SELECTED EXCERPT:

--- START ---

Do not infer OpenSSH-compatible remote login from the current "partially
implemented" status.

Remote and non-loopback deployment is blocked. The current proof uses
development/fixture key material and host-local plaintext wiring for bounded
authority checks; it is not a production SSH service. Before exposure beyond
loopback, the implementation must have encrypted SSH transport, production
host-key storage, durable authorized-key/account storage, full userauth
transcript validation, channel binding, audit records for auth and shell
launch, and a reviewed pre-auth/post-auth isolation story.

## Problem

The Telnet Shell Demo proves that a remote TCP connection can become a
`TerminalSession` without granting the shell raw network authority. That is
the right capability boundary, but Telnet is intentionally not a production
remote access path. It has no encryption, no host authentication, no replay
protection, no key-based user authentication, and no deployable security
story beyond "host loopback in QEMU."

capOS needs a production-oriented CLI remote shell that works with normal SSH
clients while avoiding the Unix mistake of treating an SSH login as a raw
remote root shell, ambient user id, inherited file descriptor set, or global
filesystem entry point.

The SSH path should be a terminal host and session authenticator. It should
not become a general-purpose privilege broker, TCP proxy, process supervisor,
or substitute for the native shell's capability model.

--- END ---

(Source data)
--- START ---

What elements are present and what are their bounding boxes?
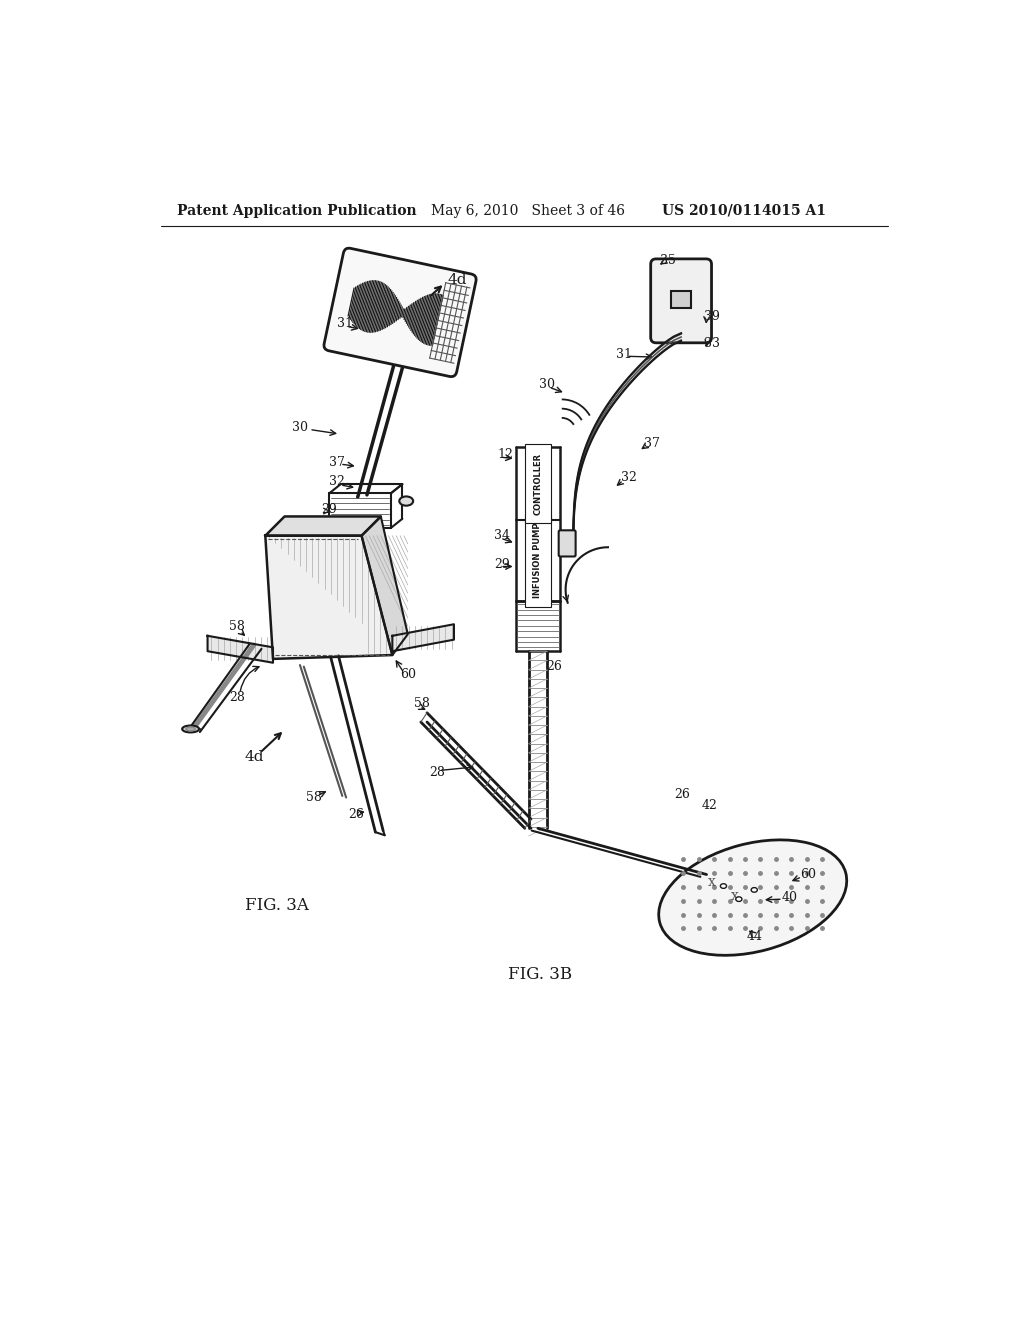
Text: 26: 26 bbox=[674, 788, 690, 801]
Text: Patent Application Publication: Patent Application Publication bbox=[177, 203, 417, 218]
FancyBboxPatch shape bbox=[559, 531, 575, 557]
Text: 32: 32 bbox=[621, 471, 637, 484]
Text: US 2010/0114015 A1: US 2010/0114015 A1 bbox=[662, 203, 826, 218]
Text: 34: 34 bbox=[494, 529, 510, 543]
Text: 12: 12 bbox=[497, 449, 513, 462]
Text: 58: 58 bbox=[306, 791, 322, 804]
Polygon shape bbox=[265, 536, 392, 659]
Text: 58: 58 bbox=[229, 620, 245, 634]
Text: 28: 28 bbox=[429, 767, 445, 779]
Text: 37: 37 bbox=[644, 437, 660, 450]
Text: CONTROLLER: CONTROLLER bbox=[534, 453, 543, 515]
Text: May 6, 2010   Sheet 3 of 46: May 6, 2010 Sheet 3 of 46 bbox=[431, 203, 625, 218]
Text: 28: 28 bbox=[229, 690, 245, 704]
Ellipse shape bbox=[752, 887, 758, 892]
Polygon shape bbox=[265, 516, 381, 536]
Text: x: x bbox=[708, 875, 716, 890]
Text: INFUSION PUMP: INFUSION PUMP bbox=[534, 523, 543, 598]
Text: 32: 32 bbox=[330, 475, 345, 488]
Polygon shape bbox=[361, 516, 408, 655]
Text: FIG. 3A: FIG. 3A bbox=[245, 896, 308, 913]
Text: 40: 40 bbox=[781, 891, 798, 904]
FancyBboxPatch shape bbox=[671, 290, 691, 308]
Text: 26: 26 bbox=[547, 660, 562, 673]
Polygon shape bbox=[392, 624, 454, 651]
Ellipse shape bbox=[186, 727, 196, 731]
Text: 26: 26 bbox=[348, 808, 364, 821]
Text: 4d: 4d bbox=[245, 751, 264, 764]
Ellipse shape bbox=[399, 496, 413, 506]
Text: 4d: 4d bbox=[447, 273, 467, 286]
Text: 30: 30 bbox=[539, 378, 555, 391]
Text: 42: 42 bbox=[701, 799, 718, 812]
Text: 60: 60 bbox=[801, 869, 816, 880]
Text: 39: 39 bbox=[705, 310, 720, 323]
FancyBboxPatch shape bbox=[324, 248, 476, 376]
Text: 60: 60 bbox=[400, 668, 416, 681]
Ellipse shape bbox=[720, 884, 727, 888]
Text: 44: 44 bbox=[746, 929, 763, 942]
Text: 31: 31 bbox=[615, 348, 632, 362]
Ellipse shape bbox=[736, 896, 742, 902]
Text: 30: 30 bbox=[292, 421, 308, 434]
FancyBboxPatch shape bbox=[650, 259, 712, 343]
Text: x: x bbox=[731, 890, 739, 903]
Text: 29: 29 bbox=[494, 557, 510, 570]
Text: 29: 29 bbox=[322, 503, 337, 516]
Text: 35: 35 bbox=[660, 253, 676, 267]
Text: 58: 58 bbox=[414, 697, 430, 710]
Text: 31: 31 bbox=[337, 317, 353, 330]
Polygon shape bbox=[208, 636, 273, 663]
Text: 37: 37 bbox=[330, 455, 345, 469]
Text: FIG. 3B: FIG. 3B bbox=[508, 966, 572, 983]
Text: 33: 33 bbox=[705, 337, 720, 350]
Ellipse shape bbox=[658, 840, 847, 956]
Ellipse shape bbox=[182, 726, 199, 733]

--- END ---

REQUEST A: According to the remote shell excerpt, why is Telnet not a production remote access path? Answer in one to three sentences.
REQUEST B: Print the part of the remote shell excerpt between "Do not infer" and "pre-auth/post-auth isolation story.", inclusive.

RESULT A: Telnet has no encryption, no host authentication, no replay protection, and no key-based user authentication. It also has no deployable security story beyond "host loopback in QEMU."

RESULT B:
Do not infer OpenSSH-compatible remote login from the current "partially
implemented" status.

Remote and non-loopback deployment is blocked. The current proof uses
development/fixture key material and host-local plaintext wiring for bounded
authority checks; it is not a production SSH service. Before exposure beyond
loopback, the implementation must have encrypted SSH transport, production
host-key storage, durable authorized-key/account storage, full userauth
transcript validation, channel binding, audit records for auth and shell
launch, and a reviewed pre-auth/post-auth isolation story.